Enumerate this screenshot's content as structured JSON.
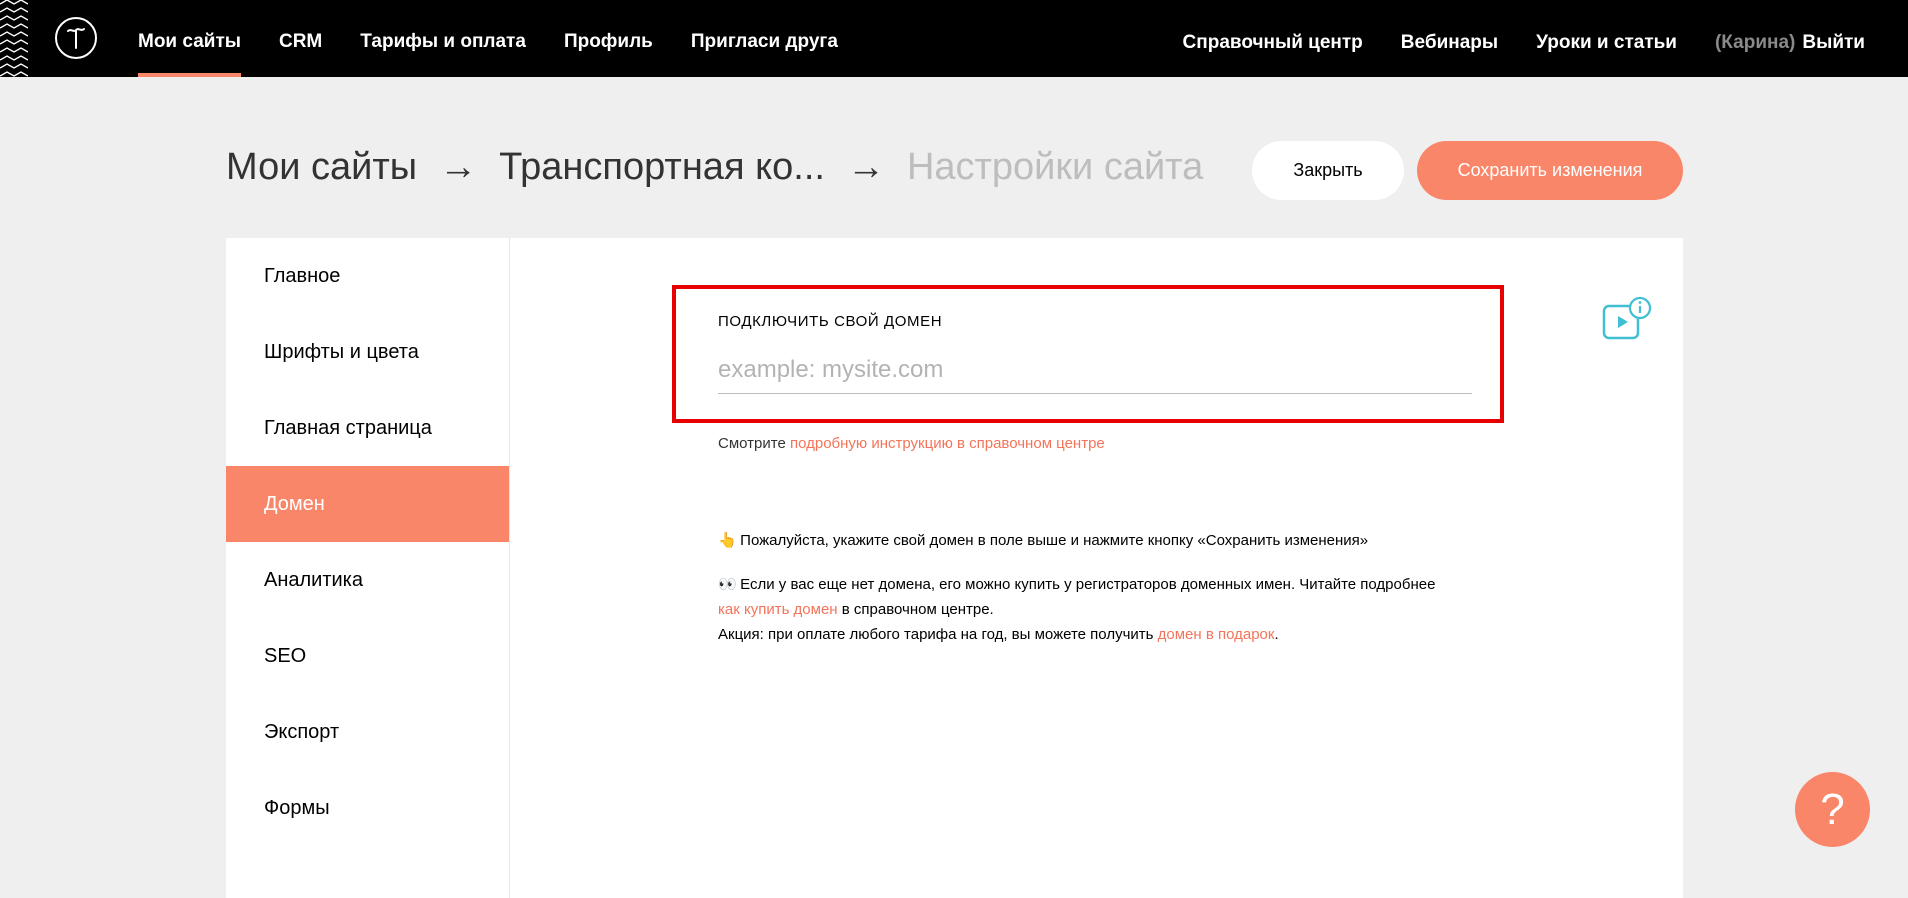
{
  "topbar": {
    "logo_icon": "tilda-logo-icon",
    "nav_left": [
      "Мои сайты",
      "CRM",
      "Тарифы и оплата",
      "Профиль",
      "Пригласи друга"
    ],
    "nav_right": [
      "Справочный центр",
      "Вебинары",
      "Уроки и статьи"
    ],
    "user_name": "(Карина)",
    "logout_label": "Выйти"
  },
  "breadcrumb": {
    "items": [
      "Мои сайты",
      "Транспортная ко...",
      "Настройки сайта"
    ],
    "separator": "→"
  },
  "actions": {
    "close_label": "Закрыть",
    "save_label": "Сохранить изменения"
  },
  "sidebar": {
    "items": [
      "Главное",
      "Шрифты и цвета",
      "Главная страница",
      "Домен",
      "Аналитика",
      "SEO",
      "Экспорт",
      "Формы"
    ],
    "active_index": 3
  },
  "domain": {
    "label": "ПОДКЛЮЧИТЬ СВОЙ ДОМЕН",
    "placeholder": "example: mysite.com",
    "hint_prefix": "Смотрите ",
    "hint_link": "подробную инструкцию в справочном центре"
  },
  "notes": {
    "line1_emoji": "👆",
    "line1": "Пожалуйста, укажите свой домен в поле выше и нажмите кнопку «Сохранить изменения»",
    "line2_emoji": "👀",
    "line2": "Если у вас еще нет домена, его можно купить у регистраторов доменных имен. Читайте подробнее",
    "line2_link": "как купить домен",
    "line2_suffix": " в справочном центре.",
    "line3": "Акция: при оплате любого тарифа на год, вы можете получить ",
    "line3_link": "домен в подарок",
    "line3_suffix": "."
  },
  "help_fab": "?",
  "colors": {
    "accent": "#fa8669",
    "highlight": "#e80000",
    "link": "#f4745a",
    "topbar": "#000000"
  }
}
────────────────────
● **WHAT IS BEING ASKED**
Go through the material above and print all of it exactly, except the pictures.

● **SOLUTION BELOW**
Enumerate this screenshot's content as structured JSON.
{
  "topbar": {
    "logo_icon": "tilda-logo-icon",
    "nav_left": [
      "Мои сайты",
      "CRM",
      "Тарифы и оплата",
      "Профиль",
      "Пригласи друга"
    ],
    "nav_right": [
      "Справочный центр",
      "Вебинары",
      "Уроки и статьи"
    ],
    "user_name": "(Карина)",
    "logout_label": "Выйти"
  },
  "breadcrumb": {
    "items": [
      "Мои сайты",
      "Транспортная ко...",
      "Настройки сайта"
    ],
    "separator": "→"
  },
  "actions": {
    "close_label": "Закрыть",
    "save_label": "Сохранить изменения"
  },
  "sidebar": {
    "items": [
      "Главное",
      "Шрифты и цвета",
      "Главная страница",
      "Домен",
      "Аналитика",
      "SEO",
      "Экспорт",
      "Формы"
    ],
    "active_index": 3
  },
  "domain": {
    "label": "ПОДКЛЮЧИТЬ СВОЙ ДОМЕН",
    "placeholder": "example: mysite.com",
    "hint_prefix": "Смотрите ",
    "hint_link": "подробную инструкцию в справочном центре"
  },
  "notes": {
    "line1_emoji": "👆",
    "line1": "Пожалуйста, укажите свой домен в поле выше и нажмите кнопку «Сохранить изменения»",
    "line2_emoji": "👀",
    "line2": "Если у вас еще нет домена, его можно купить у регистраторов доменных имен. Читайте подробнее",
    "line2_link": "как купить домен",
    "line2_suffix": " в справочном центре.",
    "line3": "Акция: при оплате любого тарифа на год, вы можете получить ",
    "line3_link": "домен в подарок",
    "line3_suffix": "."
  },
  "help_fab": "?",
  "colors": {
    "accent": "#fa8669",
    "highlight": "#e80000",
    "link": "#f4745a",
    "topbar": "#000000"
  }
}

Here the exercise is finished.